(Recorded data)
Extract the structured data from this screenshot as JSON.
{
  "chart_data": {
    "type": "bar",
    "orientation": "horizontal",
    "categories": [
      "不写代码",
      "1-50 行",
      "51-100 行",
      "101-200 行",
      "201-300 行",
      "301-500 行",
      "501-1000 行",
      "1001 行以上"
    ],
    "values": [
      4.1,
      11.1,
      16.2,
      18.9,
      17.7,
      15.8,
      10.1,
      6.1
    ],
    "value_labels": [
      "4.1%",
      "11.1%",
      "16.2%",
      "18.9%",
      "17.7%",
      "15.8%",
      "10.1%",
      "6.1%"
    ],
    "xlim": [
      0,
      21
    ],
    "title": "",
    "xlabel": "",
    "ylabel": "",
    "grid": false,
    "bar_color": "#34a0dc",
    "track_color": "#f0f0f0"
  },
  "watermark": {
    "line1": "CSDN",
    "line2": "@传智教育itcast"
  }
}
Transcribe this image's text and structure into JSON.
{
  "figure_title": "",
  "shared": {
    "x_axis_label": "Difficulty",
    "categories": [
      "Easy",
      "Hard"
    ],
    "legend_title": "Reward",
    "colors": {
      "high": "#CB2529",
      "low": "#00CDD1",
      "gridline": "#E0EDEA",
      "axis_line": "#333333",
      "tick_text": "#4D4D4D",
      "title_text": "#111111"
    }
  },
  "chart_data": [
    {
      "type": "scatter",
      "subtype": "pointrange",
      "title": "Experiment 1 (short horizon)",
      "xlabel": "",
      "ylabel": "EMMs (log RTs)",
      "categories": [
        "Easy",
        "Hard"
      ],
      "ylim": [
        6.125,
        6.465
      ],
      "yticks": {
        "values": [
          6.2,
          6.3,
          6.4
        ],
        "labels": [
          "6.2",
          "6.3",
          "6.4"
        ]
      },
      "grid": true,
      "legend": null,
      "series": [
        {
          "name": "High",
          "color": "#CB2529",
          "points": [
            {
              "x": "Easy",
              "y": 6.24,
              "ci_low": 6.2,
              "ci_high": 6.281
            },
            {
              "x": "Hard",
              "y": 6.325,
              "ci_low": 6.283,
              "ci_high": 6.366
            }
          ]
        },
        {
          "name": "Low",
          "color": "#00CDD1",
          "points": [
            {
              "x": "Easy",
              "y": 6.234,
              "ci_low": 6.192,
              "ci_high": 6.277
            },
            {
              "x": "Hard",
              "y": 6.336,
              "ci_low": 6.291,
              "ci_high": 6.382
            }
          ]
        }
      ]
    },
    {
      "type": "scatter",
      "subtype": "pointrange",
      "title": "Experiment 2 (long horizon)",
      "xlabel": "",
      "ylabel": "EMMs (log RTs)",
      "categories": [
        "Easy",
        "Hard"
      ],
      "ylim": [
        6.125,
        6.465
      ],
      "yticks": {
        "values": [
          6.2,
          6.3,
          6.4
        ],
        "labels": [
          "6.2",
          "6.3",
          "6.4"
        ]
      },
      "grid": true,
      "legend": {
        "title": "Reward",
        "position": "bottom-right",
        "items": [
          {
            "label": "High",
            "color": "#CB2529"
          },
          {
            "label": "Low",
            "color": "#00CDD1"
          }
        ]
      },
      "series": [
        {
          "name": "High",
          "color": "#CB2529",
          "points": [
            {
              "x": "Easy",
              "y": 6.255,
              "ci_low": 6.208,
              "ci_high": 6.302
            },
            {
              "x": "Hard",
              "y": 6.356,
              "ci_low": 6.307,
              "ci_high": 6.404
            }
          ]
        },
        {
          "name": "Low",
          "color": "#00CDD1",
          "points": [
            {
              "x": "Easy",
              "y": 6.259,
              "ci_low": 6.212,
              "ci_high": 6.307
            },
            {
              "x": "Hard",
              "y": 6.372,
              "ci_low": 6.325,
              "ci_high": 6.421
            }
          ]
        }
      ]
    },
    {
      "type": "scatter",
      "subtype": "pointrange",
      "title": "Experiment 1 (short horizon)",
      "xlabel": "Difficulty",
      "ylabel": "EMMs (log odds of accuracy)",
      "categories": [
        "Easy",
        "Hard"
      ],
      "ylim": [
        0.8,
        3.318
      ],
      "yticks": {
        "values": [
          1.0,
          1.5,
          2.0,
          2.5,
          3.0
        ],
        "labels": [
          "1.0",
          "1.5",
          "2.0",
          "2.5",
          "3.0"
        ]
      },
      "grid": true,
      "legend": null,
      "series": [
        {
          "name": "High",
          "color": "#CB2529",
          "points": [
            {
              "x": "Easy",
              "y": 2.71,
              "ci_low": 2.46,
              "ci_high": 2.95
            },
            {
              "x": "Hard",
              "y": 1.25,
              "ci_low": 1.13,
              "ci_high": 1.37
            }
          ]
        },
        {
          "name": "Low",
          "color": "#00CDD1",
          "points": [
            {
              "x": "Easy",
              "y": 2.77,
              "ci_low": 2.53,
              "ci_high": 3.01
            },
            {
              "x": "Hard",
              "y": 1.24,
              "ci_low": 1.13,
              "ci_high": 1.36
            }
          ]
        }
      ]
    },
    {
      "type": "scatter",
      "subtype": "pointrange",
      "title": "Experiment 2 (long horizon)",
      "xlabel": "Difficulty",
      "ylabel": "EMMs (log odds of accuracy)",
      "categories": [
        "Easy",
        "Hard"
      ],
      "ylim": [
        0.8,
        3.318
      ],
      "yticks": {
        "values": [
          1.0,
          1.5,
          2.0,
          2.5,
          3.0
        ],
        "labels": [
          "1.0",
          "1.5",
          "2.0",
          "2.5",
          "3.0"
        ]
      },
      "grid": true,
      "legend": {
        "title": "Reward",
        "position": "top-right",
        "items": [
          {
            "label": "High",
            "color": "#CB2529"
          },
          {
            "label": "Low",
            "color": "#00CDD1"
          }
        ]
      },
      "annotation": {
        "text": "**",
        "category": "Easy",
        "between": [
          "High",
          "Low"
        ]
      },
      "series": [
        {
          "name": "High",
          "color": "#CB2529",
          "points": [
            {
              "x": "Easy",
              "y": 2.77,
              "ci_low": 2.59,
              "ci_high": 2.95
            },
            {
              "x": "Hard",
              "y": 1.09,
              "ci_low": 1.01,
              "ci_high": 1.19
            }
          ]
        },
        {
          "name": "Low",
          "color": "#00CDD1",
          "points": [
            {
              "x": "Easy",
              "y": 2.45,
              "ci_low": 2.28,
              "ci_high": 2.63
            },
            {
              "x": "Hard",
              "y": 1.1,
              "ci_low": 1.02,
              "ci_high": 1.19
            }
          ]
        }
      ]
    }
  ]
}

→ WHAT THE TASK REQUIRES
Retype the data exactly as given.

→ THE SOLUTION
Extract the structured data from this screenshot as JSON.
{
  "chart_data": {
    "type": "bar",
    "orientation": "horizontal",
    "categories": [
      "不写代码",
      "1-50 行",
      "51-100 行",
      "101-200 行",
      "201-300 行",
      "301-500 行",
      "501-1000 行",
      "1001 行以上"
    ],
    "values": [
      4.1,
      11.1,
      16.2,
      18.9,
      17.7,
      15.8,
      10.1,
      6.1
    ],
    "value_labels": [
      "4.1%",
      "11.1%",
      "16.2%",
      "18.9%",
      "17.7%",
      "15.8%",
      "10.1%",
      "6.1%"
    ],
    "xlim": [
      0,
      21
    ],
    "title": "",
    "xlabel": "",
    "ylabel": "",
    "grid": false,
    "bar_color": "#34a0dc",
    "track_color": "#f0f0f0"
  },
  "watermark": {
    "line1": "CSDN",
    "line2": "@传智教育itcast"
  }
}
Transcribe this image's text and structure into JSON.
{
  "figure_title": "",
  "shared": {
    "x_axis_label": "Difficulty",
    "categories": [
      "Easy",
      "Hard"
    ],
    "legend_title": "Reward",
    "colors": {
      "high": "#CB2529",
      "low": "#00CDD1",
      "gridline": "#E0EDEA",
      "axis_line": "#333333",
      "tick_text": "#4D4D4D",
      "title_text": "#111111"
    }
  },
  "chart_data": [
    {
      "type": "scatter",
      "subtype": "pointrange",
      "title": "Experiment 1 (short horizon)",
      "xlabel": "",
      "ylabel": "EMMs (log RTs)",
      "categories": [
        "Easy",
        "Hard"
      ],
      "ylim": [
        6.125,
        6.465
      ],
      "yticks": {
        "values": [
          6.2,
          6.3,
          6.4
        ],
        "labels": [
          "6.2",
          "6.3",
          "6.4"
        ]
      },
      "grid": true,
      "legend": null,
      "series": [
        {
          "name": "High",
          "color": "#CB2529",
          "points": [
            {
              "x": "Easy",
              "y": 6.24,
              "ci_low": 6.2,
              "ci_high": 6.281
            },
            {
              "x": "Hard",
              "y": 6.325,
              "ci_low": 6.283,
              "ci_high": 6.366
            }
          ]
        },
        {
          "name": "Low",
          "color": "#00CDD1",
          "points": [
            {
              "x": "Easy",
              "y": 6.234,
              "ci_low": 6.192,
              "ci_high": 6.277
            },
            {
              "x": "Hard",
              "y": 6.336,
              "ci_low": 6.291,
              "ci_high": 6.382
            }
          ]
        }
      ]
    },
    {
      "type": "scatter",
      "subtype": "pointrange",
      "title": "Experiment 2 (long horizon)",
      "xlabel": "",
      "ylabel": "EMMs (log RTs)",
      "categories": [
        "Easy",
        "Hard"
      ],
      "ylim": [
        6.125,
        6.465
      ],
      "yticks": {
        "values": [
          6.2,
          6.3,
          6.4
        ],
        "labels": [
          "6.2",
          "6.3",
          "6.4"
        ]
      },
      "grid": true,
      "legend": {
        "title": "Reward",
        "position": "bottom-right",
        "items": [
          {
            "label": "High",
            "color": "#CB2529"
          },
          {
            "label": "Low",
            "color": "#00CDD1"
          }
        ]
      },
      "series": [
        {
          "name": "High",
          "color": "#CB2529",
          "points": [
            {
              "x": "Easy",
              "y": 6.255,
              "ci_low": 6.208,
              "ci_high": 6.302
            },
            {
              "x": "Hard",
              "y": 6.356,
              "ci_low": 6.307,
              "ci_high": 6.404
            }
          ]
        },
        {
          "name": "Low",
          "color": "#00CDD1",
          "points": [
            {
              "x": "Easy",
              "y": 6.259,
              "ci_low": 6.212,
              "ci_high": 6.307
            },
            {
              "x": "Hard",
              "y": 6.372,
              "ci_low": 6.325,
              "ci_high": 6.421
            }
          ]
        }
      ]
    },
    {
      "type": "scatter",
      "subtype": "pointrange",
      "title": "Experiment 1 (short horizon)",
      "xlabel": "Difficulty",
      "ylabel": "EMMs (log odds of accuracy)",
      "categories": [
        "Easy",
        "Hard"
      ],
      "ylim": [
        0.8,
        3.318
      ],
      "yticks": {
        "values": [
          1.0,
          1.5,
          2.0,
          2.5,
          3.0
        ],
        "labels": [
          "1.0",
          "1.5",
          "2.0",
          "2.5",
          "3.0"
        ]
      },
      "grid": true,
      "legend": null,
      "series": [
        {
          "name": "High",
          "color": "#CB2529",
          "points": [
            {
              "x": "Easy",
              "y": 2.71,
              "ci_low": 2.46,
              "ci_high": 2.95
            },
            {
              "x": "Hard",
              "y": 1.25,
              "ci_low": 1.13,
              "ci_high": 1.37
            }
          ]
        },
        {
          "name": "Low",
          "color": "#00CDD1",
          "points": [
            {
              "x": "Easy",
              "y": 2.77,
              "ci_low": 2.53,
              "ci_high": 3.01
            },
            {
              "x": "Hard",
              "y": 1.24,
              "ci_low": 1.13,
              "ci_high": 1.36
            }
          ]
        }
      ]
    },
    {
      "type": "scatter",
      "subtype": "pointrange",
      "title": "Experiment 2 (long horizon)",
      "xlabel": "Difficulty",
      "ylabel": "EMMs (log odds of accuracy)",
      "categories": [
        "Easy",
        "Hard"
      ],
      "ylim": [
        0.8,
        3.318
      ],
      "yticks": {
        "values": [
          1.0,
          1.5,
          2.0,
          2.5,
          3.0
        ],
        "labels": [
          "1.0",
          "1.5",
          "2.0",
          "2.5",
          "3.0"
        ]
      },
      "grid": true,
      "legend": {
        "title": "Reward",
        "position": "top-right",
        "items": [
          {
            "label": "High",
            "color": "#CB2529"
          },
          {
            "label": "Low",
            "color": "#00CDD1"
          }
        ]
      },
      "annotation": {
        "text": "**",
        "category": "Easy",
        "between": [
          "High",
          "Low"
        ]
      },
      "series": [
        {
          "name": "High",
          "color": "#CB2529",
          "points": [
            {
              "x": "Easy",
              "y": 2.77,
              "ci_low": 2.59,
              "ci_high": 2.95
            },
            {
              "x": "Hard",
              "y": 1.09,
              "ci_low": 1.01,
              "ci_high": 1.19
            }
          ]
        },
        {
          "name": "Low",
          "color": "#00CDD1",
          "points": [
            {
              "x": "Easy",
              "y": 2.45,
              "ci_low": 2.28,
              "ci_high": 2.63
            },
            {
              "x": "Hard",
              "y": 1.1,
              "ci_low": 1.02,
              "ci_high": 1.19
            }
          ]
        }
      ]
    }
  ]
}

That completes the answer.